— START Information supplied —
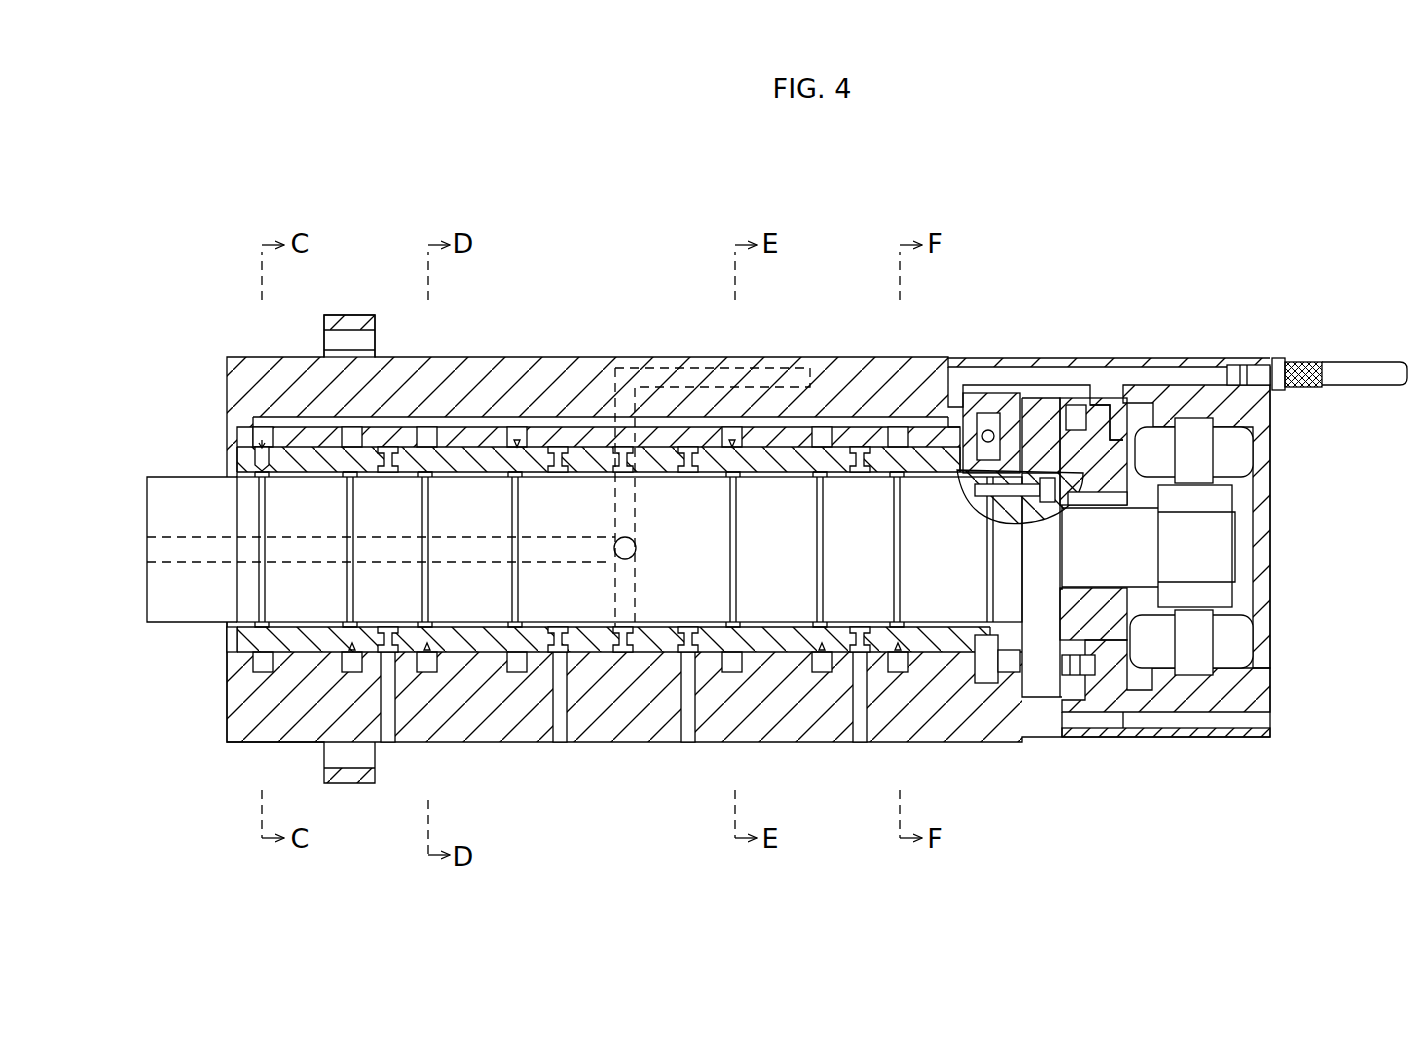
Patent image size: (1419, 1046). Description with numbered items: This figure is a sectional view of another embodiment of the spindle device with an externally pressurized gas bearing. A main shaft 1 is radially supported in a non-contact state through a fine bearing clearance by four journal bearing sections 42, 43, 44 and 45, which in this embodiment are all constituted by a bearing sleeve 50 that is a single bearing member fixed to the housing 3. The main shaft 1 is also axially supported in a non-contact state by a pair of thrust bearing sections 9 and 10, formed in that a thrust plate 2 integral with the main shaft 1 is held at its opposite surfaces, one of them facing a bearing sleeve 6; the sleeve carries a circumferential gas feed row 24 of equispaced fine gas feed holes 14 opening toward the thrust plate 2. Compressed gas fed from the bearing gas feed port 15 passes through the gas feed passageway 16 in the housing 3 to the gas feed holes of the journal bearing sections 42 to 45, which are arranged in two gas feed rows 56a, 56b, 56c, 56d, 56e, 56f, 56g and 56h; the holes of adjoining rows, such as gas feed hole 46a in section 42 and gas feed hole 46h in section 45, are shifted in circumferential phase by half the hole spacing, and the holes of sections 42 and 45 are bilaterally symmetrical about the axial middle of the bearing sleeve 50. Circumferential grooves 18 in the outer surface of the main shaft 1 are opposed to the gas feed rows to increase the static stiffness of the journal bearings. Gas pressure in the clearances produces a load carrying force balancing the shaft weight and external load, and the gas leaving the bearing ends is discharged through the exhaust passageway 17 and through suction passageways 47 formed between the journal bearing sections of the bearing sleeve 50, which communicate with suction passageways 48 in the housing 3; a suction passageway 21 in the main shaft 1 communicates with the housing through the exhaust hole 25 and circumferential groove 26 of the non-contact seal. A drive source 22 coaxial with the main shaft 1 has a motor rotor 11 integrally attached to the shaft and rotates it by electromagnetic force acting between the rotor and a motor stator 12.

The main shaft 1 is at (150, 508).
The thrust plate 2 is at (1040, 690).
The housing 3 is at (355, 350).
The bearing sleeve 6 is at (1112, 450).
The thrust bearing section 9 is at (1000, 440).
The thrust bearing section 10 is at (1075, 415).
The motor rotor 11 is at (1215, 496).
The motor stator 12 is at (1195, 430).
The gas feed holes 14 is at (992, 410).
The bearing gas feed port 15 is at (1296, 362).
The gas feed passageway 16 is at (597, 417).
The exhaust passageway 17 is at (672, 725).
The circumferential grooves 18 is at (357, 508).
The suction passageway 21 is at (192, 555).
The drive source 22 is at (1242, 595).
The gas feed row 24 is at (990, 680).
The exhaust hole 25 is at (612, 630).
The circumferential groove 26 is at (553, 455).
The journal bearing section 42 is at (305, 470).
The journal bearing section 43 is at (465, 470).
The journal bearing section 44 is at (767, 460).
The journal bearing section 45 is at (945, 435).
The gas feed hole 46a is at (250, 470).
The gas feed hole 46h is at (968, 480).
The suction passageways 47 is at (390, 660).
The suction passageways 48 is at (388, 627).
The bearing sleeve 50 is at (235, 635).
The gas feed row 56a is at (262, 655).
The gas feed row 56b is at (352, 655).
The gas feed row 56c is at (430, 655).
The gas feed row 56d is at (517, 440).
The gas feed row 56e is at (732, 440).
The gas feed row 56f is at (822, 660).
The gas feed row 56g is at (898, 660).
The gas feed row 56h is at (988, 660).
— END Information supplied —
Given problem
Reproduce all of the data above word for word, leaving out the pictures.

Task answer
Patent image size: (1419, 1046). Description with numbered items: This figure is a sectional view of another embodiment of the spindle device with an externally pressurized gas bearing. A main shaft 1 is radially supported in a non-contact state through a fine bearing clearance by four journal bearing sections 42, 43, 44 and 45, which in this embodiment are all constituted by a bearing sleeve 50 that is a single bearing member fixed to the housing 3. The main shaft 1 is also axially supported in a non-contact state by a pair of thrust bearing sections 9 and 10, formed in that a thrust plate 2 integral with the main shaft 1 is held at its opposite surfaces, one of them facing a bearing sleeve 6; the sleeve carries a circumferential gas feed row 24 of equispaced fine gas feed holes 14 opening toward the thrust plate 2. Compressed gas fed from the bearing gas feed port 15 passes through the gas feed passageway 16 in the housing 3 to the gas feed holes of the journal bearing sections 42 to 45, which are arranged in two gas feed rows 56a, 56b, 56c, 56d, 56e, 56f, 56g and 56h; the holes of adjoining rows, such as gas feed hole 46a in section 42 and gas feed hole 46h in section 45, are shifted in circumferential phase by half the hole spacing, and the holes of sections 42 and 45 are bilaterally symmetrical about the axial middle of the bearing sleeve 50. Circumferential grooves 18 in the outer surface of the main shaft 1 are opposed to the gas feed rows to increase the static stiffness of the journal bearings. Gas pressure in the clearances produces a load carrying force balancing the shaft weight and external load, and the gas leaving the bearing ends is discharged through the exhaust passageway 17 and through suction passageways 47 formed between the journal bearing sections of the bearing sleeve 50, which communicate with suction passageways 48 in the housing 3; a suction passageway 21 in the main shaft 1 communicates with the housing through the exhaust hole 25 and circumferential groove 26 of the non-contact seal. A drive source 22 coaxial with the main shaft 1 has a motor rotor 11 integrally attached to the shaft and rotates it by electromagnetic force acting between the rotor and a motor stator 12.

The main shaft 1 is at (150, 508).
The thrust plate 2 is at (1040, 690).
The housing 3 is at (355, 350).
The bearing sleeve 6 is at (1112, 450).
The thrust bearing section 9 is at (1000, 440).
The thrust bearing section 10 is at (1075, 415).
The motor rotor 11 is at (1215, 496).
The motor stator 12 is at (1195, 430).
The gas feed holes 14 is at (992, 410).
The bearing gas feed port 15 is at (1296, 362).
The gas feed passageway 16 is at (597, 417).
The exhaust passageway 17 is at (672, 725).
The circumferential grooves 18 is at (357, 508).
The suction passageway 21 is at (192, 555).
The drive source 22 is at (1242, 595).
The gas feed row 24 is at (990, 680).
The exhaust hole 25 is at (612, 630).
The circumferential groove 26 is at (553, 455).
The journal bearing section 42 is at (305, 470).
The journal bearing section 43 is at (465, 470).
The journal bearing section 44 is at (767, 460).
The journal bearing section 45 is at (945, 435).
The gas feed hole 46a is at (250, 470).
The gas feed hole 46h is at (968, 480).
The suction passageways 47 is at (390, 660).
The suction passageways 48 is at (388, 627).
The bearing sleeve 50 is at (235, 635).
The gas feed row 56a is at (262, 655).
The gas feed row 56b is at (352, 655).
The gas feed row 56c is at (430, 655).
The gas feed row 56d is at (517, 440).
The gas feed row 56e is at (732, 440).
The gas feed row 56f is at (822, 660).
The gas feed row 56g is at (898, 660).
The gas feed row 56h is at (988, 660).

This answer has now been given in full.